* Exercise goal
Find and copy each line of the records where the string "musterfirma" shows up.

* Data section
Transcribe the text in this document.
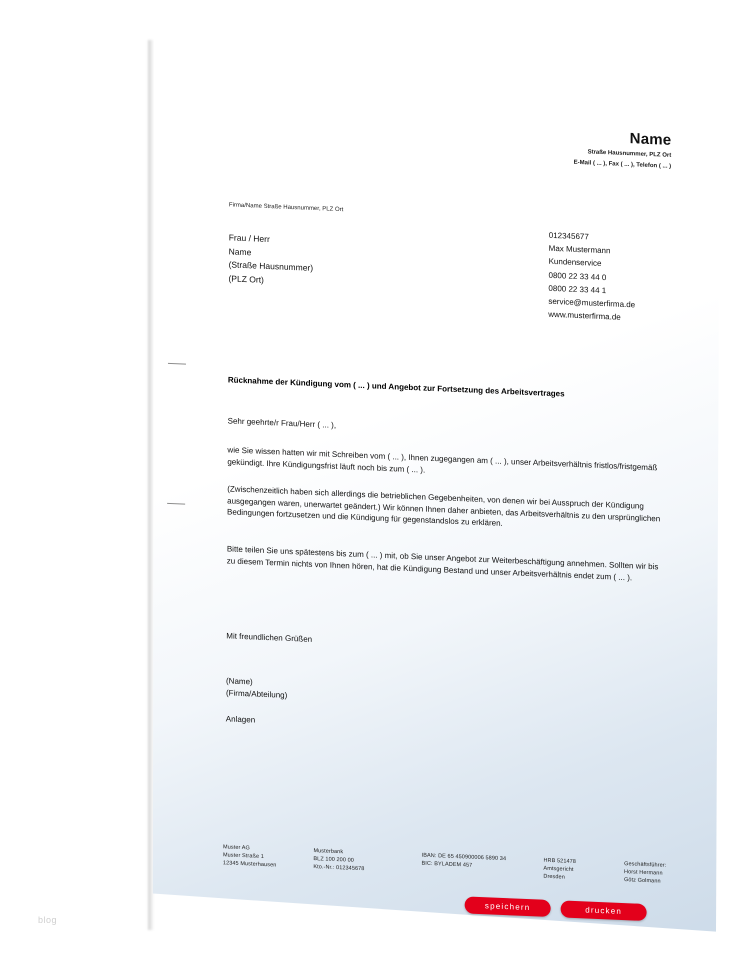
Name
Straße Hausnummer, PLZ Ort
E-Mail ( ... ), Fax ( ... ), Telefon ( ... )
Firma/Name Straße Hausnummer, PLZ Ort
Frau / Herr
Name
(Straße Hausnummer)
(PLZ Ort)
012345677
Max Mustermann
Kundenservice
0800 22 33 44 0
0800 22 33 44 1
service@musterfirma.de
www.musterfirma.de
Rücknahme der Kündigung vom ( ... ) und Angebot zur Fortsetzung des Arbeitsvertrages
Sehr geehrte/r Frau/Herr ( ... ),
wie Sie wissen hatten wir mit Schreiben vom ( ... ), Ihnen zugegangen am ( ... ), unser Arbeitsverhältnis fristlos/fristgemäß gekündigt. Ihre Kündigungsfrist läuft noch bis zum ( ... ).
(Zwischenzeitlich haben sich allerdings die betrieblichen Gegebenheiten, von denen wir bei Ausspruch der Kündigung ausgegangen waren, unerwartet geändert.) Wir können Ihnen daher anbieten, das Arbeitsverhältnis zu den ursprünglichen Bedingungen fortzusetzen und die Kündigung für gegenstandslos zu erklären.
Bitte teilen Sie uns spätestens bis zum ( ... ) mit, ob Sie unser Angebot zur Weiterbeschäftigung annehmen. Sollten wir bis zu diesem Termin nichts von Ihnen hören, hat die Kündigung Bestand und unser Arbeitsverhältnis endet zum ( ... ).
Mit freundlichen Grüßen
(Name)
(Firma/Abteilung)
Anlagen
Muster AG
Muster Straße 1
12345 Musterhausen
Musterbank
BLZ 100 200 00
Kto.-Nr.: 012345678
IBAN: DE 65 450900006 5890 34
BIC: BYLADEM 457	HRB 521478
Amtsgericht
Dresden
Geschäftsführer:
Horst Hermann
Götz Golmann
speichern	drucken
blog
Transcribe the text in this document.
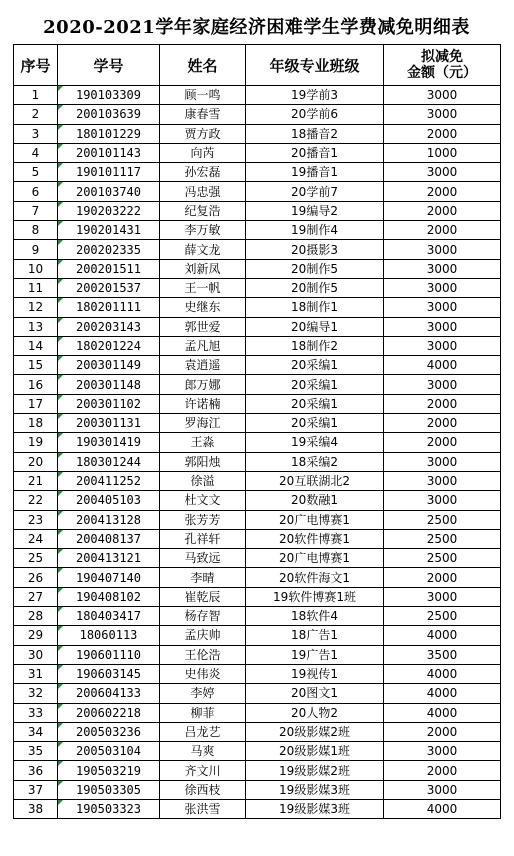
2020-2021学年家庭经济困难学生学费减免明细表
序号	学号	姓名	年级专业班级	拟减免
金额（元）
1	190103309	顾一鸣	19学前3	3000
2	200103639	康春雪	20学前6	3000
3	180101229	贾方政	18播音2	2000
4	200101143	向芮	20播音1	1000
5	190101117	孙宏磊	19播音1	3000
6	200103740	冯忠强	20学前7	2000
7	190203222	纪复浩	19编导2	2000
8	190201431	李万敏	19制作4	2000
9	200202335	薛文龙	20摄影3	3000
10	200201511	刘新凤	20制作5	3000
11	200201537	王一帆	20制作5	3000
12	180201111	史继东	18制作1	3000
13	200203143	郭世爱	20编导1	3000
14	180201224	孟凡旭	18制作2	3000
15	200301149	袁逍遥	20采编1	4000
16	200301148	郎万娜	20采编1	3000
17	200301102	许诺楠	20采编1	2000
18	200301131	罗海江	20采编1	2000
19	190301419	王淼	19采编4	2000
20	180301244	郭阳烛	18采编2	3000
21	200411252	徐溢	20互联湖北2	3000
22	200405103	杜文文	20数融1	3000
23	200413128	张芳芳	20广电博赛1	2500
24	200408137	孔祥轩	20软件博赛1	2500
25	200413121	马致远	20广电博赛1	2500
26	190407140	李晴	20软件海文1	2000
27	190408102	崔乾辰	19软件博赛1班	3000
28	180403417	杨存智	18软件4	2500
29	18060113	孟庆帅	18广告1	4000
30	190601110	王伦浩	19广告1	3500
31	190603145	史伟炎	19视传1	4000
32	200604133	李婷	20图文1	4000
33	200602218	柳菲	20人物2	4000
34	200503236	吕龙艺	20级影媒2班	2000
35	200503104	马爽	20级影媒1班	3000
36	190503219	齐文川	19级影媒2班	2000
37	190503305	徐西枝	19级影媒3班	3000
38	190503323	张洪雪	19级影媒3班	4000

* Response
service@musterfirma.de
www.musterfirma.de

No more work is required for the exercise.